ENTRIES SUPPLIED:
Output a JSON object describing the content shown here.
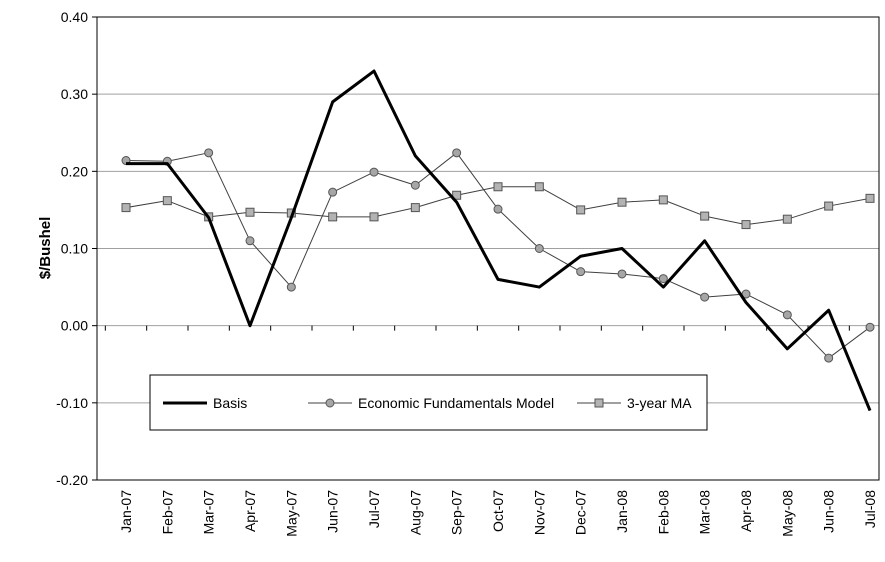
{
  "chart_data": {
    "type": "line",
    "y_label": "$/Bushel",
    "categories": [
      "Jan-07",
      "Feb-07",
      "Mar-07",
      "Apr-07",
      "May-07",
      "Jun-07",
      "Jul-07",
      "Aug-07",
      "Sep-07",
      "Oct-07",
      "Nov-07",
      "Dec-07",
      "Jan-08",
      "Feb-08",
      "Mar-08",
      "Apr-08",
      "May-08",
      "Jun-08",
      "Jul-08"
    ],
    "series": [
      {
        "name": "Basis",
        "color": "#000000",
        "marker": "none",
        "line_width": 3,
        "values": [
          0.21,
          0.21,
          0.14,
          0.0,
          0.14,
          0.29,
          0.33,
          0.22,
          0.16,
          0.06,
          0.05,
          0.09,
          0.1,
          0.05,
          0.11,
          0.03,
          -0.03,
          0.02,
          -0.11
        ]
      },
      {
        "name": "Economic Fundamentals Model",
        "color": "#404040",
        "marker": "circle",
        "marker_color": "#a6a6a6",
        "line_width": 1,
        "values": [
          0.214,
          0.213,
          0.224,
          0.11,
          0.05,
          0.173,
          0.199,
          0.182,
          0.224,
          0.151,
          0.1,
          0.07,
          0.067,
          0.061,
          0.037,
          0.041,
          0.014,
          -0.042,
          -0.002
        ]
      },
      {
        "name": "3-year MA",
        "color": "#404040",
        "marker": "square",
        "marker_color": "#b3b3b3",
        "line_width": 1,
        "values": [
          0.153,
          0.162,
          0.141,
          0.147,
          0.146,
          0.141,
          0.141,
          0.153,
          0.169,
          0.18,
          0.18,
          0.15,
          0.16,
          0.163,
          0.142,
          0.131,
          0.138,
          0.155,
          0.165
        ]
      }
    ],
    "ylim": [
      -0.2,
      0.4
    ],
    "yticks": [
      {
        "value": -0.2,
        "label": "-0.20"
      },
      {
        "value": -0.1,
        "label": "-0.10"
      },
      {
        "value": 0,
        "label": "0.00"
      },
      {
        "value": 0.1,
        "label": "0.10"
      },
      {
        "value": 0.2,
        "label": "0.20"
      },
      {
        "value": 0.3,
        "label": "0.30"
      },
      {
        "value": 0.4,
        "label": "0.40"
      }
    ],
    "grid": true
  }
}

WRITTEN INSTRUCTION:
Some lines of the data above may hold the word "name"; report how many do, and nothing else.

REPLY:
3